*Task brief*: Print the entries that appear below, exactly as written and without their pictures.

*Raw records*:
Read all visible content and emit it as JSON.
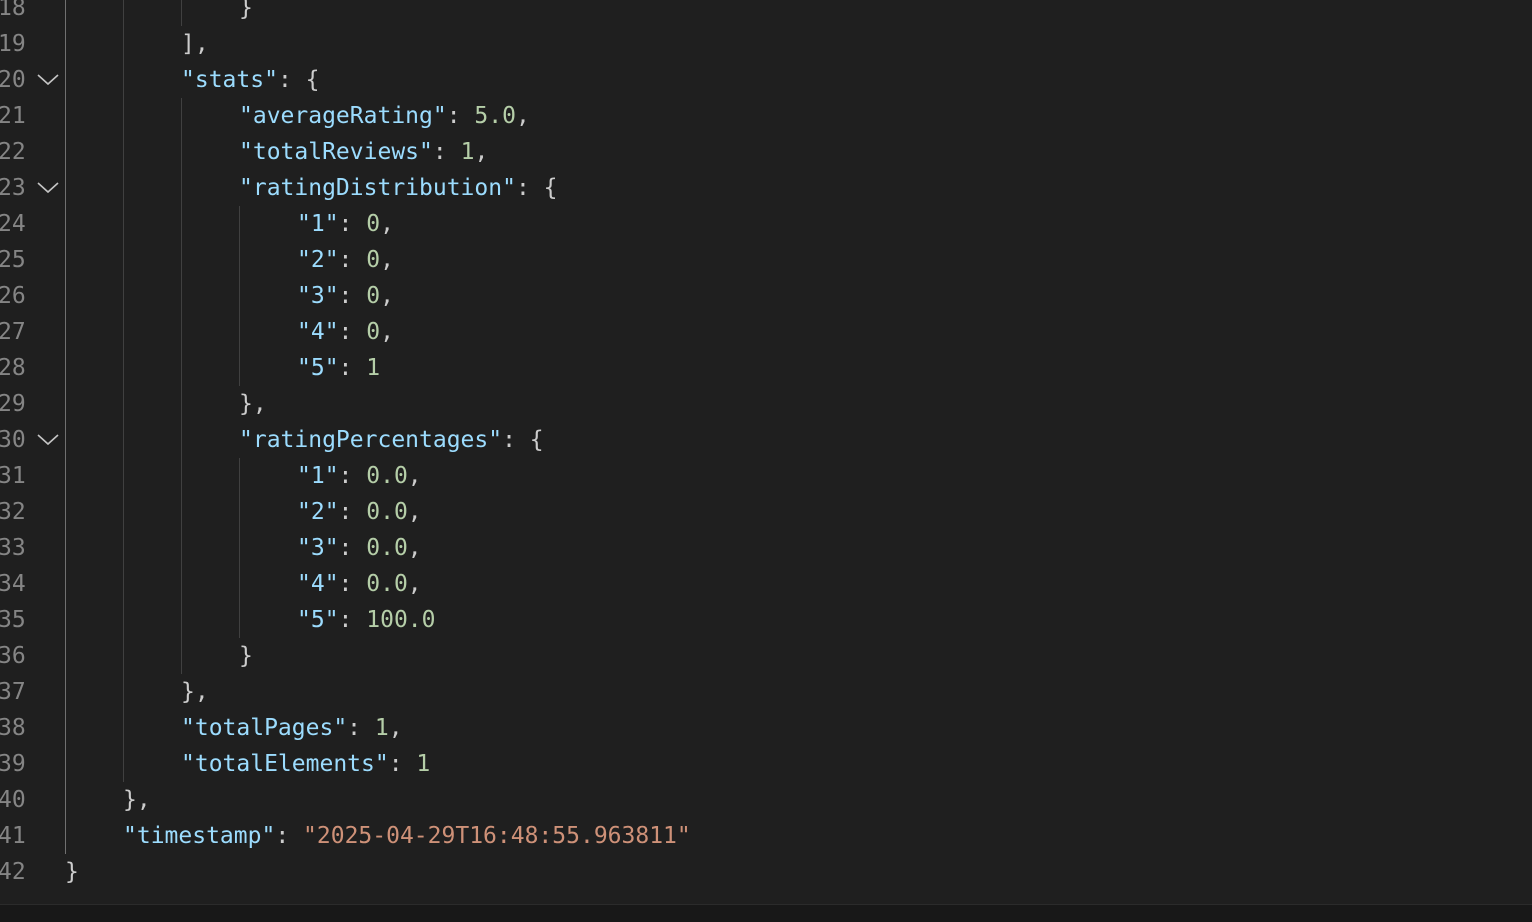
{
  "editor": {
    "colors": {
      "background": "#1f1f1f",
      "key": "#9cdcfe",
      "number": "#b5cea8",
      "string": "#ce9178",
      "punctuation": "#cccccc",
      "line_number": "#858585"
    },
    "lines": [
      {
        "n": "18",
        "indent": 3,
        "tokens": [
          {
            "t": "}",
            "c": "p"
          }
        ]
      },
      {
        "n": "19",
        "indent": 2,
        "tokens": [
          {
            "t": "],",
            "c": "p"
          }
        ]
      },
      {
        "n": "20",
        "indent": 2,
        "fold": true,
        "tokens": [
          {
            "t": "\"stats\"",
            "c": "k"
          },
          {
            "t": ": {",
            "c": "p"
          }
        ]
      },
      {
        "n": "21",
        "indent": 3,
        "tokens": [
          {
            "t": "\"averageRating\"",
            "c": "k"
          },
          {
            "t": ": ",
            "c": "p"
          },
          {
            "t": "5.0",
            "c": "n"
          },
          {
            "t": ",",
            "c": "p"
          }
        ]
      },
      {
        "n": "22",
        "indent": 3,
        "tokens": [
          {
            "t": "\"totalReviews\"",
            "c": "k"
          },
          {
            "t": ": ",
            "c": "p"
          },
          {
            "t": "1",
            "c": "n"
          },
          {
            "t": ",",
            "c": "p"
          }
        ]
      },
      {
        "n": "23",
        "indent": 3,
        "fold": true,
        "tokens": [
          {
            "t": "\"ratingDistribution\"",
            "c": "k"
          },
          {
            "t": ": {",
            "c": "p"
          }
        ]
      },
      {
        "n": "24",
        "indent": 4,
        "tokens": [
          {
            "t": "\"1\"",
            "c": "k"
          },
          {
            "t": ": ",
            "c": "p"
          },
          {
            "t": "0",
            "c": "n"
          },
          {
            "t": ",",
            "c": "p"
          }
        ]
      },
      {
        "n": "25",
        "indent": 4,
        "tokens": [
          {
            "t": "\"2\"",
            "c": "k"
          },
          {
            "t": ": ",
            "c": "p"
          },
          {
            "t": "0",
            "c": "n"
          },
          {
            "t": ",",
            "c": "p"
          }
        ]
      },
      {
        "n": "26",
        "indent": 4,
        "tokens": [
          {
            "t": "\"3\"",
            "c": "k"
          },
          {
            "t": ": ",
            "c": "p"
          },
          {
            "t": "0",
            "c": "n"
          },
          {
            "t": ",",
            "c": "p"
          }
        ]
      },
      {
        "n": "27",
        "indent": 4,
        "tokens": [
          {
            "t": "\"4\"",
            "c": "k"
          },
          {
            "t": ": ",
            "c": "p"
          },
          {
            "t": "0",
            "c": "n"
          },
          {
            "t": ",",
            "c": "p"
          }
        ]
      },
      {
        "n": "28",
        "indent": 4,
        "tokens": [
          {
            "t": "\"5\"",
            "c": "k"
          },
          {
            "t": ": ",
            "c": "p"
          },
          {
            "t": "1",
            "c": "n"
          }
        ]
      },
      {
        "n": "29",
        "indent": 3,
        "tokens": [
          {
            "t": "},",
            "c": "p"
          }
        ]
      },
      {
        "n": "30",
        "indent": 3,
        "fold": true,
        "tokens": [
          {
            "t": "\"ratingPercentages\"",
            "c": "k"
          },
          {
            "t": ": {",
            "c": "p"
          }
        ]
      },
      {
        "n": "31",
        "indent": 4,
        "tokens": [
          {
            "t": "\"1\"",
            "c": "k"
          },
          {
            "t": ": ",
            "c": "p"
          },
          {
            "t": "0.0",
            "c": "n"
          },
          {
            "t": ",",
            "c": "p"
          }
        ]
      },
      {
        "n": "32",
        "indent": 4,
        "tokens": [
          {
            "t": "\"2\"",
            "c": "k"
          },
          {
            "t": ": ",
            "c": "p"
          },
          {
            "t": "0.0",
            "c": "n"
          },
          {
            "t": ",",
            "c": "p"
          }
        ]
      },
      {
        "n": "33",
        "indent": 4,
        "tokens": [
          {
            "t": "\"3\"",
            "c": "k"
          },
          {
            "t": ": ",
            "c": "p"
          },
          {
            "t": "0.0",
            "c": "n"
          },
          {
            "t": ",",
            "c": "p"
          }
        ]
      },
      {
        "n": "34",
        "indent": 4,
        "tokens": [
          {
            "t": "\"4\"",
            "c": "k"
          },
          {
            "t": ": ",
            "c": "p"
          },
          {
            "t": "0.0",
            "c": "n"
          },
          {
            "t": ",",
            "c": "p"
          }
        ]
      },
      {
        "n": "35",
        "indent": 4,
        "tokens": [
          {
            "t": "\"5\"",
            "c": "k"
          },
          {
            "t": ": ",
            "c": "p"
          },
          {
            "t": "100.0",
            "c": "n"
          }
        ]
      },
      {
        "n": "36",
        "indent": 3,
        "tokens": [
          {
            "t": "}",
            "c": "p"
          }
        ]
      },
      {
        "n": "37",
        "indent": 2,
        "tokens": [
          {
            "t": "},",
            "c": "p"
          }
        ]
      },
      {
        "n": "38",
        "indent": 2,
        "tokens": [
          {
            "t": "\"totalPages\"",
            "c": "k"
          },
          {
            "t": ": ",
            "c": "p"
          },
          {
            "t": "1",
            "c": "n"
          },
          {
            "t": ",",
            "c": "p"
          }
        ]
      },
      {
        "n": "39",
        "indent": 2,
        "tokens": [
          {
            "t": "\"totalElements\"",
            "c": "k"
          },
          {
            "t": ": ",
            "c": "p"
          },
          {
            "t": "1",
            "c": "n"
          }
        ]
      },
      {
        "n": "40",
        "indent": 1,
        "tokens": [
          {
            "t": "},",
            "c": "p"
          }
        ]
      },
      {
        "n": "41",
        "indent": 1,
        "tokens": [
          {
            "t": "\"timestamp\"",
            "c": "k"
          },
          {
            "t": ": ",
            "c": "p"
          },
          {
            "t": "\"2025-04-29T16:48:55.963811\"",
            "c": "s"
          }
        ]
      },
      {
        "n": "42",
        "indent": 0,
        "tokens": [
          {
            "t": "}",
            "c": "p"
          }
        ]
      }
    ]
  },
  "statusbar": {
    "icons": [
      "sync-icon",
      "panel-icon",
      "feedback-icon",
      "bell-icon"
    ]
  }
}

*Response to this exercise*:
Read all visible content and emit it as JSON.
{
  "editor": {
    "colors": {
      "background": "#1f1f1f",
      "key": "#9cdcfe",
      "number": "#b5cea8",
      "string": "#ce9178",
      "punctuation": "#cccccc",
      "line_number": "#858585"
    },
    "lines": [
      {
        "n": "18",
        "indent": 3,
        "tokens": [
          {
            "t": "}",
            "c": "p"
          }
        ]
      },
      {
        "n": "19",
        "indent": 2,
        "tokens": [
          {
            "t": "],",
            "c": "p"
          }
        ]
      },
      {
        "n": "20",
        "indent": 2,
        "fold": true,
        "tokens": [
          {
            "t": "\"stats\"",
            "c": "k"
          },
          {
            "t": ": {",
            "c": "p"
          }
        ]
      },
      {
        "n": "21",
        "indent": 3,
        "tokens": [
          {
            "t": "\"averageRating\"",
            "c": "k"
          },
          {
            "t": ": ",
            "c": "p"
          },
          {
            "t": "5.0",
            "c": "n"
          },
          {
            "t": ",",
            "c": "p"
          }
        ]
      },
      {
        "n": "22",
        "indent": 3,
        "tokens": [
          {
            "t": "\"totalReviews\"",
            "c": "k"
          },
          {
            "t": ": ",
            "c": "p"
          },
          {
            "t": "1",
            "c": "n"
          },
          {
            "t": ",",
            "c": "p"
          }
        ]
      },
      {
        "n": "23",
        "indent": 3,
        "fold": true,
        "tokens": [
          {
            "t": "\"ratingDistribution\"",
            "c": "k"
          },
          {
            "t": ": {",
            "c": "p"
          }
        ]
      },
      {
        "n": "24",
        "indent": 4,
        "tokens": [
          {
            "t": "\"1\"",
            "c": "k"
          },
          {
            "t": ": ",
            "c": "p"
          },
          {
            "t": "0",
            "c": "n"
          },
          {
            "t": ",",
            "c": "p"
          }
        ]
      },
      {
        "n": "25",
        "indent": 4,
        "tokens": [
          {
            "t": "\"2\"",
            "c": "k"
          },
          {
            "t": ": ",
            "c": "p"
          },
          {
            "t": "0",
            "c": "n"
          },
          {
            "t": ",",
            "c": "p"
          }
        ]
      },
      {
        "n": "26",
        "indent": 4,
        "tokens": [
          {
            "t": "\"3\"",
            "c": "k"
          },
          {
            "t": ": ",
            "c": "p"
          },
          {
            "t": "0",
            "c": "n"
          },
          {
            "t": ",",
            "c": "p"
          }
        ]
      },
      {
        "n": "27",
        "indent": 4,
        "tokens": [
          {
            "t": "\"4\"",
            "c": "k"
          },
          {
            "t": ": ",
            "c": "p"
          },
          {
            "t": "0",
            "c": "n"
          },
          {
            "t": ",",
            "c": "p"
          }
        ]
      },
      {
        "n": "28",
        "indent": 4,
        "tokens": [
          {
            "t": "\"5\"",
            "c": "k"
          },
          {
            "t": ": ",
            "c": "p"
          },
          {
            "t": "1",
            "c": "n"
          }
        ]
      },
      {
        "n": "29",
        "indent": 3,
        "tokens": [
          {
            "t": "},",
            "c": "p"
          }
        ]
      },
      {
        "n": "30",
        "indent": 3,
        "fold": true,
        "tokens": [
          {
            "t": "\"ratingPercentages\"",
            "c": "k"
          },
          {
            "t": ": {",
            "c": "p"
          }
        ]
      },
      {
        "n": "31",
        "indent": 4,
        "tokens": [
          {
            "t": "\"1\"",
            "c": "k"
          },
          {
            "t": ": ",
            "c": "p"
          },
          {
            "t": "0.0",
            "c": "n"
          },
          {
            "t": ",",
            "c": "p"
          }
        ]
      },
      {
        "n": "32",
        "indent": 4,
        "tokens": [
          {
            "t": "\"2\"",
            "c": "k"
          },
          {
            "t": ": ",
            "c": "p"
          },
          {
            "t": "0.0",
            "c": "n"
          },
          {
            "t": ",",
            "c": "p"
          }
        ]
      },
      {
        "n": "33",
        "indent": 4,
        "tokens": [
          {
            "t": "\"3\"",
            "c": "k"
          },
          {
            "t": ": ",
            "c": "p"
          },
          {
            "t": "0.0",
            "c": "n"
          },
          {
            "t": ",",
            "c": "p"
          }
        ]
      },
      {
        "n": "34",
        "indent": 4,
        "tokens": [
          {
            "t": "\"4\"",
            "c": "k"
          },
          {
            "t": ": ",
            "c": "p"
          },
          {
            "t": "0.0",
            "c": "n"
          },
          {
            "t": ",",
            "c": "p"
          }
        ]
      },
      {
        "n": "35",
        "indent": 4,
        "tokens": [
          {
            "t": "\"5\"",
            "c": "k"
          },
          {
            "t": ": ",
            "c": "p"
          },
          {
            "t": "100.0",
            "c": "n"
          }
        ]
      },
      {
        "n": "36",
        "indent": 3,
        "tokens": [
          {
            "t": "}",
            "c": "p"
          }
        ]
      },
      {
        "n": "37",
        "indent": 2,
        "tokens": [
          {
            "t": "},",
            "c": "p"
          }
        ]
      },
      {
        "n": "38",
        "indent": 2,
        "tokens": [
          {
            "t": "\"totalPages\"",
            "c": "k"
          },
          {
            "t": ": ",
            "c": "p"
          },
          {
            "t": "1",
            "c": "n"
          },
          {
            "t": ",",
            "c": "p"
          }
        ]
      },
      {
        "n": "39",
        "indent": 2,
        "tokens": [
          {
            "t": "\"totalElements\"",
            "c": "k"
          },
          {
            "t": ": ",
            "c": "p"
          },
          {
            "t": "1",
            "c": "n"
          }
        ]
      },
      {
        "n": "40",
        "indent": 1,
        "tokens": [
          {
            "t": "},",
            "c": "p"
          }
        ]
      },
      {
        "n": "41",
        "indent": 1,
        "tokens": [
          {
            "t": "\"timestamp\"",
            "c": "k"
          },
          {
            "t": ": ",
            "c": "p"
          },
          {
            "t": "\"2025-04-29T16:48:55.963811\"",
            "c": "s"
          }
        ]
      },
      {
        "n": "42",
        "indent": 0,
        "tokens": [
          {
            "t": "}",
            "c": "p"
          }
        ]
      }
    ]
  },
  "statusbar": {
    "icons": [
      "sync-icon",
      "panel-icon",
      "feedback-icon",
      "bell-icon"
    ]
  }
}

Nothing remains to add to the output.